▶ _EXERCISE_
From the listing, collect all lines containing the word "start".

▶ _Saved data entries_
[BEGIN]

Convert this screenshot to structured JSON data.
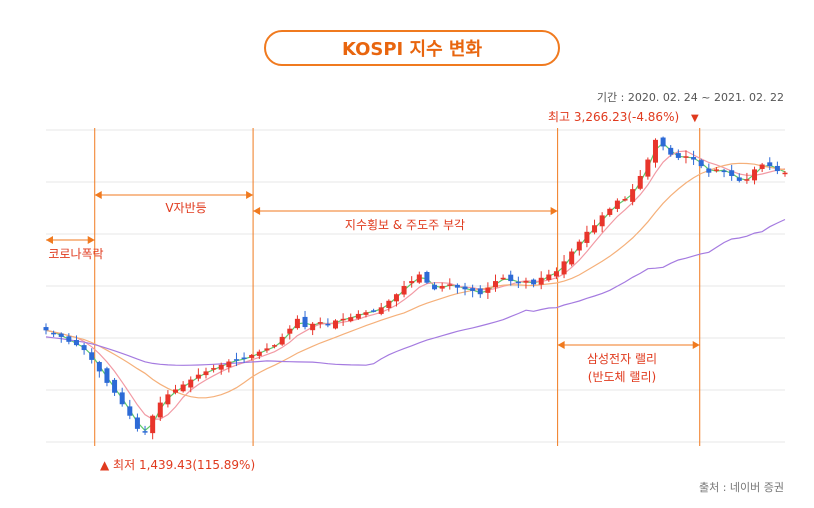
{
  "title": "KOSPI 지수 변화",
  "period": "기간 : 2020. 02. 24 ~ 2021. 02. 22",
  "source": "출처 : 네이버 증권",
  "annotations": {
    "high": "최고 3,266.23(-4.86%)",
    "low": "▲ 최저 1,439.43(115.89%)",
    "phase_crash": "코로나폭락",
    "phase_v": "V자반등",
    "phase_sideways": "지수횡보 & 주도주 부각",
    "phase_samsung_1": "삼성전자 랠리",
    "phase_samsung_2": "(반도체 랠리)"
  },
  "colors": {
    "accent": "#f07a1f",
    "annotation_red": "#e03a1e",
    "candle_up": "#e8352b",
    "candle_down": "#2d6ad6",
    "ma5": "#5dc96b",
    "ma20": "#f29aa4",
    "ma60": "#f5b07a",
    "ma120": "#a57be0",
    "grid": "#e7e7e7"
  },
  "chart_data": {
    "type": "candlestick",
    "x_range": [
      "2020-02-24",
      "2021-02-22"
    ],
    "y_range": [
      1400,
      3300
    ],
    "low": {
      "date": "2020-03-19",
      "value": 1439.43,
      "change_pct": 115.89
    },
    "high": {
      "date": "2021-01-11",
      "value": 3266.23,
      "change_pct": -4.86
    },
    "phases": [
      {
        "label": "코로나폭락",
        "start": "2020-02-24",
        "end": "2020-03-19"
      },
      {
        "label": "V자반등",
        "start": "2020-03-19",
        "end": "2020-06-05"
      },
      {
        "label": "지수횡보 & 주도주 부각",
        "start": "2020-06-05",
        "end": "2020-11-02"
      },
      {
        "label": "삼성전자 랠리 (반도체 랠리)",
        "start": "2020-11-02",
        "end": "2021-01-11"
      }
    ],
    "closes": [
      2080,
      2060,
      2040,
      2010,
      1990,
      1960,
      1900,
      1830,
      1760,
      1700,
      1630,
      1560,
      1480,
      1460,
      1560,
      1640,
      1690,
      1720,
      1750,
      1780,
      1810,
      1830,
      1850,
      1870,
      1890,
      1900,
      1910,
      1930,
      1950,
      1970,
      1990,
      2040,
      2090,
      2150,
      2100,
      2120,
      2130,
      2110,
      2140,
      2150,
      2160,
      2180,
      2190,
      2200,
      2220,
      2260,
      2300,
      2350,
      2380,
      2420,
      2370,
      2330,
      2350,
      2360,
      2340,
      2330,
      2320,
      2300,
      2340,
      2380,
      2400,
      2380,
      2370,
      2380,
      2360,
      2400,
      2420,
      2440,
      2500,
      2560,
      2620,
      2680,
      2720,
      2780,
      2820,
      2870,
      2880,
      2940,
      3020,
      3120,
      3240,
      3200,
      3150,
      3130,
      3140,
      3120,
      3080,
      3040,
      3060,
      3050,
      3020,
      2990,
      3000,
      3060,
      3090,
      3080,
      3050,
      3040
    ]
  }
}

[END]

▶ _SOLUTION_
        "start": "2020-02-24",
        "start": "2020-03-19",
        "start": "2020-06-05",
        "start": "2020-11-02",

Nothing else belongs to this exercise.